====== Data listing ======
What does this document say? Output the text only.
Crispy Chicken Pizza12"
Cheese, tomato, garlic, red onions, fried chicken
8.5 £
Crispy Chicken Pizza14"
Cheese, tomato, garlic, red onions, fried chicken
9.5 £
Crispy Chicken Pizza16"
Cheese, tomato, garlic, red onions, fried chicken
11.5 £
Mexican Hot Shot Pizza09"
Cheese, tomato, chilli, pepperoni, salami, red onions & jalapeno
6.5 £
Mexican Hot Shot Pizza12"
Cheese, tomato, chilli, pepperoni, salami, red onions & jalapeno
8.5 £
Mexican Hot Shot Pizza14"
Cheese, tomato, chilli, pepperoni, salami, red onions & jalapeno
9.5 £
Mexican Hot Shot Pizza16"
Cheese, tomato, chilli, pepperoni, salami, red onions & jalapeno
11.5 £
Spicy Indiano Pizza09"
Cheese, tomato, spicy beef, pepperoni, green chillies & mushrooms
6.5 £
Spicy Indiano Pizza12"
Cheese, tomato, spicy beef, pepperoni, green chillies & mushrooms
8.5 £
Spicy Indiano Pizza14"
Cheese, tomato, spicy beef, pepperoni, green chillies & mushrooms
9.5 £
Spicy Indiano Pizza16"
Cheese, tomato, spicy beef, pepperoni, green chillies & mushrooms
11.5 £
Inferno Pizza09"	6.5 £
======
Return the listing above word for word.

* Full output *
What does this document say? Output the text only.
Crispy Chicken Pizza12"
Cheese, tomato, garlic, red onions, fried chicken
8.5 £
Crispy Chicken Pizza14"
Cheese, tomato, garlic, red onions, fried chicken
9.5 £
Crispy Chicken Pizza16"
Cheese, tomato, garlic, red onions, fried chicken
11.5 £
Mexican Hot Shot Pizza09"
Cheese, tomato, chilli, pepperoni, salami, red onions & jalapeno
6.5 £
Mexican Hot Shot Pizza12"
Cheese, tomato, chilli, pepperoni, salami, red onions & jalapeno
8.5 £
Mexican Hot Shot Pizza14"
Cheese, tomato, chilli, pepperoni, salami, red onions & jalapeno
9.5 £
Mexican Hot Shot Pizza16"
Cheese, tomato, chilli, pepperoni, salami, red onions & jalapeno
11.5 £
Spicy Indiano Pizza09"
Cheese, tomato, spicy beef, pepperoni, green chillies & mushrooms
6.5 £
Spicy Indiano Pizza12"
Cheese, tomato, spicy beef, pepperoni, green chillies & mushrooms
8.5 £
Spicy Indiano Pizza14"
Cheese, tomato, spicy beef, pepperoni, green chillies & mushrooms
9.5 £
Spicy Indiano Pizza16"
Cheese, tomato, spicy beef, pepperoni, green chillies & mushrooms
11.5 £
Inferno Pizza09"	6.5 £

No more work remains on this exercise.